## [Exercise goal]
Lines holding the string "Notes" are the ones to copy; find them all in the data.

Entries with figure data
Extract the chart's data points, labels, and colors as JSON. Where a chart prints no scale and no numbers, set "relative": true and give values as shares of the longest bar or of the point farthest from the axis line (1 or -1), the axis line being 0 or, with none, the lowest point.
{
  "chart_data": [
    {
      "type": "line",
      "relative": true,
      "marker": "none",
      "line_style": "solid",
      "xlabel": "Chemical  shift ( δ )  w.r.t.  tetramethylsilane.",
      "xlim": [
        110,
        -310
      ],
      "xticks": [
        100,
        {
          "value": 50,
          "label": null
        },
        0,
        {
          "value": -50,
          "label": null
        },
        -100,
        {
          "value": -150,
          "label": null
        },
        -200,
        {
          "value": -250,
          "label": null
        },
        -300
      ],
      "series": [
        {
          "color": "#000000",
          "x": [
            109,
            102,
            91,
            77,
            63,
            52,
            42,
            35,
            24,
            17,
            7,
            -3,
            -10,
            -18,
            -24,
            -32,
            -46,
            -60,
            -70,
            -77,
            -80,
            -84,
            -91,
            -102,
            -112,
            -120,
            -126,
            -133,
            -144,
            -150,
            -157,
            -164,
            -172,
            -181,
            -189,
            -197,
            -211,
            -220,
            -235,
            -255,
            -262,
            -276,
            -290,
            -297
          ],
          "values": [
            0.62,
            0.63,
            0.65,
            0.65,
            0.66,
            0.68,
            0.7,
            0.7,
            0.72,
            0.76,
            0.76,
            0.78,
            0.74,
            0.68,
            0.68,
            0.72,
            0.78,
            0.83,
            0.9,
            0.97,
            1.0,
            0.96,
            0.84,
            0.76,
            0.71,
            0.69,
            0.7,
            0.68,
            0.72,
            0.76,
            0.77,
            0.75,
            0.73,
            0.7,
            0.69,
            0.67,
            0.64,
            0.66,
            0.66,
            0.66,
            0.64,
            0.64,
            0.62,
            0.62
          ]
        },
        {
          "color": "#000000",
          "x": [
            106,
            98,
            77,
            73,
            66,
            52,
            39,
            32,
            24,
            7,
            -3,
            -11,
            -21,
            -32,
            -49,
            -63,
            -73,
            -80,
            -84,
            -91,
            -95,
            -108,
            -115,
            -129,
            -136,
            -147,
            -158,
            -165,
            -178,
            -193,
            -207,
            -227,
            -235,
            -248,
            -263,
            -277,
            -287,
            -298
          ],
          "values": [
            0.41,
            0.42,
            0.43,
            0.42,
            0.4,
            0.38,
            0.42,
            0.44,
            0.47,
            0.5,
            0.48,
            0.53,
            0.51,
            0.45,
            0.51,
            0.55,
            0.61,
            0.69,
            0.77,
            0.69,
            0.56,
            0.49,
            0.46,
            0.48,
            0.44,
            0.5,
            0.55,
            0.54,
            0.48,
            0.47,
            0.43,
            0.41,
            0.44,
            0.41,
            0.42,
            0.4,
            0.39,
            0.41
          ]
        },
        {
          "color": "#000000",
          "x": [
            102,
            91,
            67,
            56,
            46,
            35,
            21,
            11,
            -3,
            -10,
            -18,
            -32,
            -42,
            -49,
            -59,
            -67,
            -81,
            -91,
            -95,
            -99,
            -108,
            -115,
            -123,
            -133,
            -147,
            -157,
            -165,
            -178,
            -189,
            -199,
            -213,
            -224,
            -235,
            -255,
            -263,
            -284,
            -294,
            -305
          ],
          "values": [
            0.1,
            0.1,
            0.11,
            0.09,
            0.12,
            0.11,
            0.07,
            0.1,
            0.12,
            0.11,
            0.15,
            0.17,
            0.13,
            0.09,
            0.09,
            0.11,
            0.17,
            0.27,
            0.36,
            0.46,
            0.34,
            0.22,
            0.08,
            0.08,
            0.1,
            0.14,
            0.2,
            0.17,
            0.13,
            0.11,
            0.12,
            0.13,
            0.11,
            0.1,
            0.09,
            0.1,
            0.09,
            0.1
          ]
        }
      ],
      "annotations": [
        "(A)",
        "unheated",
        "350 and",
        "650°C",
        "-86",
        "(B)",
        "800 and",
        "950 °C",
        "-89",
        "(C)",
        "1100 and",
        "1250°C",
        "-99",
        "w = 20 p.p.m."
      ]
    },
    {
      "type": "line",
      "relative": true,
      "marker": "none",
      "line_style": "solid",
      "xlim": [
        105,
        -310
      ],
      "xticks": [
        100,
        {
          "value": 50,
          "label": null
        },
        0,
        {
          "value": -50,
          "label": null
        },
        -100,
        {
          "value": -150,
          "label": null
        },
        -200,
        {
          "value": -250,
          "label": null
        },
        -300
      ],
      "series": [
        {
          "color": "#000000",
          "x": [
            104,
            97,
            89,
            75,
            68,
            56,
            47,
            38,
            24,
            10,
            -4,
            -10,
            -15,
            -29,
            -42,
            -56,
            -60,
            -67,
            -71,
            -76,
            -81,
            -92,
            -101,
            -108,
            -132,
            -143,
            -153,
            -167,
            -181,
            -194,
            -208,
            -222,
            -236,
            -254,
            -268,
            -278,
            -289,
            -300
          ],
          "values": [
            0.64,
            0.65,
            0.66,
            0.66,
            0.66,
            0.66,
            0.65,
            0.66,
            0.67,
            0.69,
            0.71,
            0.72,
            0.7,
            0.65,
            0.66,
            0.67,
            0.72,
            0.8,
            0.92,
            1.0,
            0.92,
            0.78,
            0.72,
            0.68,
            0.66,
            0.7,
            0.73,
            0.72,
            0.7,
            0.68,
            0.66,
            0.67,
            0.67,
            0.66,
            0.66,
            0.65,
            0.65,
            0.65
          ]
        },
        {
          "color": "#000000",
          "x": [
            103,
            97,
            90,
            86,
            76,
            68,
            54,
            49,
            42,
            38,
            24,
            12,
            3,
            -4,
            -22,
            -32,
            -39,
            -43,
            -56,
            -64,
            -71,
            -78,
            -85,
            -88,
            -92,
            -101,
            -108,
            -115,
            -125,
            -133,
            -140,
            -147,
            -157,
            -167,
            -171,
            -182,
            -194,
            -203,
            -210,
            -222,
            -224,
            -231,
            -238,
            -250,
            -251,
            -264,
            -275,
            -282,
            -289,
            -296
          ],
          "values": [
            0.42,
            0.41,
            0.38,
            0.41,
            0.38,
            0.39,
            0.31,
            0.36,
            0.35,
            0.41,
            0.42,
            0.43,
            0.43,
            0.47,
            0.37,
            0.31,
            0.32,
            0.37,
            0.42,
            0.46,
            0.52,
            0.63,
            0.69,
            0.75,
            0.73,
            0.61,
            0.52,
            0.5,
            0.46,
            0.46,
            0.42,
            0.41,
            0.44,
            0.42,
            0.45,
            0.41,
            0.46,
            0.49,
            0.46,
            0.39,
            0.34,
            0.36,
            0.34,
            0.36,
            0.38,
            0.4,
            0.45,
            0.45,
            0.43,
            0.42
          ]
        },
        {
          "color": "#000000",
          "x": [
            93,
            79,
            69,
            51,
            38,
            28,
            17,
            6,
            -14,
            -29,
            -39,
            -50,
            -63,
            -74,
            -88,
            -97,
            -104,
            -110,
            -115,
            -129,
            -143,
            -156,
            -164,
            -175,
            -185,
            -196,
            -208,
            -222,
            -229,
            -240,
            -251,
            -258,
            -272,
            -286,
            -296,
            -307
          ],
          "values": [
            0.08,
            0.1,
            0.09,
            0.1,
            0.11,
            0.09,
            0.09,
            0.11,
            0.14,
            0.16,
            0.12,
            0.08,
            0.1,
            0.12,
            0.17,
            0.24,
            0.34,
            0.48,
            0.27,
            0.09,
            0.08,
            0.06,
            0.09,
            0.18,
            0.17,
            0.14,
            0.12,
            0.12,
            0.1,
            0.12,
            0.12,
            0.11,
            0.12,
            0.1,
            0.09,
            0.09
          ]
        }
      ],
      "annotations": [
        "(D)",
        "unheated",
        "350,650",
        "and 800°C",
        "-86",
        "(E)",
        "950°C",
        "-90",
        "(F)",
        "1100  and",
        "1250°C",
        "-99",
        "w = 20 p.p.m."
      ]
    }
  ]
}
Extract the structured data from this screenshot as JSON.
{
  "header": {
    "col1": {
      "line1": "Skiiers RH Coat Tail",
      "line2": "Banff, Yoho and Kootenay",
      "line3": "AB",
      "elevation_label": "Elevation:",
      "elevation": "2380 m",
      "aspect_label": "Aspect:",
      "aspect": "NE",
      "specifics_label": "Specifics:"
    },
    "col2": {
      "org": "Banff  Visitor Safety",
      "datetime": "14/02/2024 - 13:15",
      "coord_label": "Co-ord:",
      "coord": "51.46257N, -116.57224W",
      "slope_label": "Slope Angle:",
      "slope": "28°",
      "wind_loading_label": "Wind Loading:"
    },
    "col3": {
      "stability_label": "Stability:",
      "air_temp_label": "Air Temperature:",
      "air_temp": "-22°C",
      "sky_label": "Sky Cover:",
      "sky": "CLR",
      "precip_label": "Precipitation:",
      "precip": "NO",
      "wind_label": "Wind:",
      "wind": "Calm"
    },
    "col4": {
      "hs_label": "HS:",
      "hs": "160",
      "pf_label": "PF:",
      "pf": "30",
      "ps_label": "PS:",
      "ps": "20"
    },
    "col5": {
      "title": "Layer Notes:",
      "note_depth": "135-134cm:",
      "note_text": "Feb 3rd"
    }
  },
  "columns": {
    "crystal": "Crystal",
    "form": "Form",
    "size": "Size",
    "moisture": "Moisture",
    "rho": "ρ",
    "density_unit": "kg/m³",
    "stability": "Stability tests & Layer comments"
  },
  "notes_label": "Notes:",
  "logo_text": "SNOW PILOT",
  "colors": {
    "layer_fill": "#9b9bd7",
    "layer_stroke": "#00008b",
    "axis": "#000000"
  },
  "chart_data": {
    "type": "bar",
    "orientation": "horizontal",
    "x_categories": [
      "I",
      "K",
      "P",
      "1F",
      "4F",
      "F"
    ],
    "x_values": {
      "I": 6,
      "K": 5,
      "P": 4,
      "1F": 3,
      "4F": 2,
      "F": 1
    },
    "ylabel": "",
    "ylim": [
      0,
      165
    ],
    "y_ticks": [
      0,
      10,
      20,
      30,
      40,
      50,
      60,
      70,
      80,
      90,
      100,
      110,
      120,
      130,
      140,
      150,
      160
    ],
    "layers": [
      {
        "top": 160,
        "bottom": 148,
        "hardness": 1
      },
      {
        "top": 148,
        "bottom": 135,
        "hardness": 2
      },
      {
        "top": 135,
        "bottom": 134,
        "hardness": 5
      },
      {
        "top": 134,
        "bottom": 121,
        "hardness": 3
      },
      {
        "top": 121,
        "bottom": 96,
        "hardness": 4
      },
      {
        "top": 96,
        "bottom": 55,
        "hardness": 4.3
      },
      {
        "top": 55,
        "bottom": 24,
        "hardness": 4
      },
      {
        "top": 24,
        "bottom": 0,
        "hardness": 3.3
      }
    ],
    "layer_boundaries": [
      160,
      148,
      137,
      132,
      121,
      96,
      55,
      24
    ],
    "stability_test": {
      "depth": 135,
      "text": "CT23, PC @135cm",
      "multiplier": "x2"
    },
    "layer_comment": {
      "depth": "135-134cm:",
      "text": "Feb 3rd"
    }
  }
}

## [Full answer]
      "title": "Layer Notes:",
  "notes_label": "Notes:",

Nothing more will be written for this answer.